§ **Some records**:
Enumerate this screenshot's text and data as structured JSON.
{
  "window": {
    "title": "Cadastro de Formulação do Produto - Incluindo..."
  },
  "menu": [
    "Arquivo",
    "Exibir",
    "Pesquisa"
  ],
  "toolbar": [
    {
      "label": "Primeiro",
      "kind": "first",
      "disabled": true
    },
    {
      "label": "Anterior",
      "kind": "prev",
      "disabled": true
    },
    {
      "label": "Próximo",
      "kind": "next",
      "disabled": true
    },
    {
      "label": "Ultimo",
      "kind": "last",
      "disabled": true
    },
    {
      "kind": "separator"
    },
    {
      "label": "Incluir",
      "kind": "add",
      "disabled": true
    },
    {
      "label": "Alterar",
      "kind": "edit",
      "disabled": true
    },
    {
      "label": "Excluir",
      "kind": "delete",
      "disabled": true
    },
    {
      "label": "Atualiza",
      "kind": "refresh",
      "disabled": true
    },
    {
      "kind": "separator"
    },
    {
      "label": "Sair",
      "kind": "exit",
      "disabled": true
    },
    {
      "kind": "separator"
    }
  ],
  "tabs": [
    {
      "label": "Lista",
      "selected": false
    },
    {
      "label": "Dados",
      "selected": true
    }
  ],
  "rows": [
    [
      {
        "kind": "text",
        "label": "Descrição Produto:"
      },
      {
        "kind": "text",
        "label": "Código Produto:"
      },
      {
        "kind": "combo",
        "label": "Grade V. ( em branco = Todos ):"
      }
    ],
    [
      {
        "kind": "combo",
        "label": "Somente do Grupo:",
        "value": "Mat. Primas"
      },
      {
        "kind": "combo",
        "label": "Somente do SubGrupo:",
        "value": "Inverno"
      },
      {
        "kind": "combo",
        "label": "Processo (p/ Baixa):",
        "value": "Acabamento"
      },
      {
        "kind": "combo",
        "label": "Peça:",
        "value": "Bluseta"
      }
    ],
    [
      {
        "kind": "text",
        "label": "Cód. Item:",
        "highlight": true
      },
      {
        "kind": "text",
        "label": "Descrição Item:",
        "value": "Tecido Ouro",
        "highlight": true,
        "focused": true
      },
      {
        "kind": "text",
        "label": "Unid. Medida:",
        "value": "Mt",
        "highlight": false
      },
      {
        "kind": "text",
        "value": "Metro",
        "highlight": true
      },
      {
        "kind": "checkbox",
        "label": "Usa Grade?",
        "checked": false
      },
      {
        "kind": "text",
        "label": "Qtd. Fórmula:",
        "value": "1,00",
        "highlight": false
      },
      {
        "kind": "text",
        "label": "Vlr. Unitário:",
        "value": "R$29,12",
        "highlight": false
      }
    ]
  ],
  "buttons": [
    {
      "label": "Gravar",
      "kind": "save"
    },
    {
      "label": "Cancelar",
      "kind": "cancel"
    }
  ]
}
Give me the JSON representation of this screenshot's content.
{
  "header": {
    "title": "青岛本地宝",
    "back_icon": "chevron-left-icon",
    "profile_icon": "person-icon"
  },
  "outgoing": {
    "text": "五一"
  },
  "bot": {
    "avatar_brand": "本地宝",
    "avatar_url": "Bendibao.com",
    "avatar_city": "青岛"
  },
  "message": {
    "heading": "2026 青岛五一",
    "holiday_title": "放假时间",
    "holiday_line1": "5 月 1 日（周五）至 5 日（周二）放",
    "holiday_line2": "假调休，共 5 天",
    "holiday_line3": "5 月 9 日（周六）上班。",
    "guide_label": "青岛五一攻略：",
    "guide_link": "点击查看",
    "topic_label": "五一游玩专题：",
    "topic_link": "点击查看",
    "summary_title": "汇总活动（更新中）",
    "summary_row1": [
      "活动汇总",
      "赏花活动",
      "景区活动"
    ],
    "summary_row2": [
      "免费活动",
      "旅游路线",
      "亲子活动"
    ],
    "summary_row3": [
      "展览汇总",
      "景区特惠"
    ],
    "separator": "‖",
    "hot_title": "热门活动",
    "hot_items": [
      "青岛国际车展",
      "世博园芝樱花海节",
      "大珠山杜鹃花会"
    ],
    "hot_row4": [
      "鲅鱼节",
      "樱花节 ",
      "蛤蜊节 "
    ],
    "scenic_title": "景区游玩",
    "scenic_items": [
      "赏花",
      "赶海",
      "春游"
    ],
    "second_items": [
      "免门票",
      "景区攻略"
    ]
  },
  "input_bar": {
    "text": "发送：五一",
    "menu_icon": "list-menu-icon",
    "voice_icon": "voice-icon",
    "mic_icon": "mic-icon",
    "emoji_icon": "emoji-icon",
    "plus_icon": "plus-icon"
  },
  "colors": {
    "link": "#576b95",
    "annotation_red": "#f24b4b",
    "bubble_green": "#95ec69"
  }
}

§ **WORK TO DO**: Identify all lines in the records above with the word "Somente".

§ **SOLUTION FOR THIS EXERCISE**:
        "label": "Somente do Grupo:",
        "label": "Somente do SubGrupo:",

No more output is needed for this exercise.